Short exercise ▸ Below is a block of data; give all of it again word for word.

Dataset excerpts ▸
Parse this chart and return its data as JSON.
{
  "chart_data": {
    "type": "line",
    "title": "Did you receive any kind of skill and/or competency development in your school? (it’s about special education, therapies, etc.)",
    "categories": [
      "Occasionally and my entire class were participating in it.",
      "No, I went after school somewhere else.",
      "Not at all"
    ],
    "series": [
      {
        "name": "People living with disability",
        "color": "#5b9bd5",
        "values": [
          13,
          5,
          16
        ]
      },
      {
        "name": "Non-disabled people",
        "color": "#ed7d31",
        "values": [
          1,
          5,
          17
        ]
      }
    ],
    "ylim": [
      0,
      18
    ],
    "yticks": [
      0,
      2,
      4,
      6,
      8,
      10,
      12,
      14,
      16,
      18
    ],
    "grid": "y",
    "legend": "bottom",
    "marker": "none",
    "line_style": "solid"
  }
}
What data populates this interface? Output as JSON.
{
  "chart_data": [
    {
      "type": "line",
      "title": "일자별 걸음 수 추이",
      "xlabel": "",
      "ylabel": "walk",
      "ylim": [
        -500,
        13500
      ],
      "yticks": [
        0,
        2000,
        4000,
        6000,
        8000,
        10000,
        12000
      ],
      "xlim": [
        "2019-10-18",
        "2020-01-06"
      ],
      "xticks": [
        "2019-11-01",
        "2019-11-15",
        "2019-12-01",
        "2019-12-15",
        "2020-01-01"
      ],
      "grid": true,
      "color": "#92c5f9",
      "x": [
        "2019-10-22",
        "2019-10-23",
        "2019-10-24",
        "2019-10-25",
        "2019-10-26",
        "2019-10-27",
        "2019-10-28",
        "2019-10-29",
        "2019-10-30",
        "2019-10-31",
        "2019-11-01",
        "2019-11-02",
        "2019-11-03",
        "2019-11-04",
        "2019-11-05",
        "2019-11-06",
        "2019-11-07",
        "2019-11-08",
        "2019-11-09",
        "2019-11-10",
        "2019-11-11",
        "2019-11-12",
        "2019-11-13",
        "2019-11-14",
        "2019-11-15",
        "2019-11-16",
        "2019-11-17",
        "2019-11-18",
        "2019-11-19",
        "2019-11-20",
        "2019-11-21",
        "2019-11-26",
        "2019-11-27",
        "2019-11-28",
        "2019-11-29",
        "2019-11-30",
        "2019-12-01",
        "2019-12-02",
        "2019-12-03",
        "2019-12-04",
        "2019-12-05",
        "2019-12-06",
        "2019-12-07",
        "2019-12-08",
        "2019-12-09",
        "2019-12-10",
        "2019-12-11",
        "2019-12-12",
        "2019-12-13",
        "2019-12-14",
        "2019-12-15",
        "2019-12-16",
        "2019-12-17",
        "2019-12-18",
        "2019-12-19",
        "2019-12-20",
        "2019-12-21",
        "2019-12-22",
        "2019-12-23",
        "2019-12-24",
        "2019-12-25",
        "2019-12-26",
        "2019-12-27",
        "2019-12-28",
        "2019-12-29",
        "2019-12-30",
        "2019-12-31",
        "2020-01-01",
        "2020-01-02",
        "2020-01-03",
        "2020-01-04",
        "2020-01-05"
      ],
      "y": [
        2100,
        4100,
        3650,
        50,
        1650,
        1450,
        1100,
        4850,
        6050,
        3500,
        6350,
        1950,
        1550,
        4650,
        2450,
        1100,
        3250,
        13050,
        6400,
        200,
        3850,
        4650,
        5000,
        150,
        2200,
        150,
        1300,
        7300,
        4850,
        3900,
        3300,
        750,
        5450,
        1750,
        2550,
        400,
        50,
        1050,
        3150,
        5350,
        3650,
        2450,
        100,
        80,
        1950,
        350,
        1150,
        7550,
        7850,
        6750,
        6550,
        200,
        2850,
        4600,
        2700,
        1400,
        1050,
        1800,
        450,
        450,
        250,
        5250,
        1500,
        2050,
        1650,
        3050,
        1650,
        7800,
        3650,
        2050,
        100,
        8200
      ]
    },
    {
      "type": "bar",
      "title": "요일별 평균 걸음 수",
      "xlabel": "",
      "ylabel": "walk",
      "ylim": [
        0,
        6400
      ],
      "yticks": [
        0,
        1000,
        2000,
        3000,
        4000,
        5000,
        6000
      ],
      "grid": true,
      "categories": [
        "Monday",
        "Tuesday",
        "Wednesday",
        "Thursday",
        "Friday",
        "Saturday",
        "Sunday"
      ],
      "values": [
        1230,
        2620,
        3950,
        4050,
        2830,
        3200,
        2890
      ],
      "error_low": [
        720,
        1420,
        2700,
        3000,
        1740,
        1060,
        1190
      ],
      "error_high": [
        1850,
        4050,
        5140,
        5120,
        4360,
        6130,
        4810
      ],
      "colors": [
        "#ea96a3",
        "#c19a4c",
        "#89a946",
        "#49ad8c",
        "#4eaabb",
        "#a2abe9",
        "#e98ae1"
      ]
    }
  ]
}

Problem solution ▸
Parse this chart and return its data as JSON.
{
  "chart_data": {
    "type": "line",
    "title": "Did you receive any kind of skill and/or competency development in your school? (it’s about special education, therapies, etc.)",
    "categories": [
      "Occasionally and my entire class were participating in it.",
      "No, I went after school somewhere else.",
      "Not at all"
    ],
    "series": [
      {
        "name": "People living with disability",
        "color": "#5b9bd5",
        "values": [
          13,
          5,
          16
        ]
      },
      {
        "name": "Non-disabled people",
        "color": "#ed7d31",
        "values": [
          1,
          5,
          17
        ]
      }
    ],
    "ylim": [
      0,
      18
    ],
    "yticks": [
      0,
      2,
      4,
      6,
      8,
      10,
      12,
      14,
      16,
      18
    ],
    "grid": "y",
    "legend": "bottom",
    "marker": "none",
    "line_style": "solid"
  }
}
What data populates this interface? Output as JSON.
{
  "chart_data": [
    {
      "type": "line",
      "title": "일자별 걸음 수 추이",
      "xlabel": "",
      "ylabel": "walk",
      "ylim": [
        -500,
        13500
      ],
      "yticks": [
        0,
        2000,
        4000,
        6000,
        8000,
        10000,
        12000
      ],
      "xlim": [
        "2019-10-18",
        "2020-01-06"
      ],
      "xticks": [
        "2019-11-01",
        "2019-11-15",
        "2019-12-01",
        "2019-12-15",
        "2020-01-01"
      ],
      "grid": true,
      "color": "#92c5f9",
      "x": [
        "2019-10-22",
        "2019-10-23",
        "2019-10-24",
        "2019-10-25",
        "2019-10-26",
        "2019-10-27",
        "2019-10-28",
        "2019-10-29",
        "2019-10-30",
        "2019-10-31",
        "2019-11-01",
        "2019-11-02",
        "2019-11-03",
        "2019-11-04",
        "2019-11-05",
        "2019-11-06",
        "2019-11-07",
        "2019-11-08",
        "2019-11-09",
        "2019-11-10",
        "2019-11-11",
        "2019-11-12",
        "2019-11-13",
        "2019-11-14",
        "2019-11-15",
        "2019-11-16",
        "2019-11-17",
        "2019-11-18",
        "2019-11-19",
        "2019-11-20",
        "2019-11-21",
        "2019-11-26",
        "2019-11-27",
        "2019-11-28",
        "2019-11-29",
        "2019-11-30",
        "2019-12-01",
        "2019-12-02",
        "2019-12-03",
        "2019-12-04",
        "2019-12-05",
        "2019-12-06",
        "2019-12-07",
        "2019-12-08",
        "2019-12-09",
        "2019-12-10",
        "2019-12-11",
        "2019-12-12",
        "2019-12-13",
        "2019-12-14",
        "2019-12-15",
        "2019-12-16",
        "2019-12-17",
        "2019-12-18",
        "2019-12-19",
        "2019-12-20",
        "2019-12-21",
        "2019-12-22",
        "2019-12-23",
        "2019-12-24",
        "2019-12-25",
        "2019-12-26",
        "2019-12-27",
        "2019-12-28",
        "2019-12-29",
        "2019-12-30",
        "2019-12-31",
        "2020-01-01",
        "2020-01-02",
        "2020-01-03",
        "2020-01-04",
        "2020-01-05"
      ],
      "y": [
        2100,
        4100,
        3650,
        50,
        1650,
        1450,
        1100,
        4850,
        6050,
        3500,
        6350,
        1950,
        1550,
        4650,
        2450,
        1100,
        3250,
        13050,
        6400,
        200,
        3850,
        4650,
        5000,
        150,
        2200,
        150,
        1300,
        7300,
        4850,
        3900,
        3300,
        750,
        5450,
        1750,
        2550,
        400,
        50,
        1050,
        3150,
        5350,
        3650,
        2450,
        100,
        80,
        1950,
        350,
        1150,
        7550,
        7850,
        6750,
        6550,
        200,
        2850,
        4600,
        2700,
        1400,
        1050,
        1800,
        450,
        450,
        250,
        5250,
        1500,
        2050,
        1650,
        3050,
        1650,
        7800,
        3650,
        2050,
        100,
        8200
      ]
    },
    {
      "type": "bar",
      "title": "요일별 평균 걸음 수",
      "xlabel": "",
      "ylabel": "walk",
      "ylim": [
        0,
        6400
      ],
      "yticks": [
        0,
        1000,
        2000,
        3000,
        4000,
        5000,
        6000
      ],
      "grid": true,
      "categories": [
        "Monday",
        "Tuesday",
        "Wednesday",
        "Thursday",
        "Friday",
        "Saturday",
        "Sunday"
      ],
      "values": [
        1230,
        2620,
        3950,
        4050,
        2830,
        3200,
        2890
      ],
      "error_low": [
        720,
        1420,
        2700,
        3000,
        1740,
        1060,
        1190
      ],
      "error_high": [
        1850,
        4050,
        5140,
        5120,
        4360,
        6130,
        4810
      ],
      "colors": [
        "#ea96a3",
        "#c19a4c",
        "#89a946",
        "#49ad8c",
        "#4eaabb",
        "#a2abe9",
        "#e98ae1"
      ]
    }
  ]
}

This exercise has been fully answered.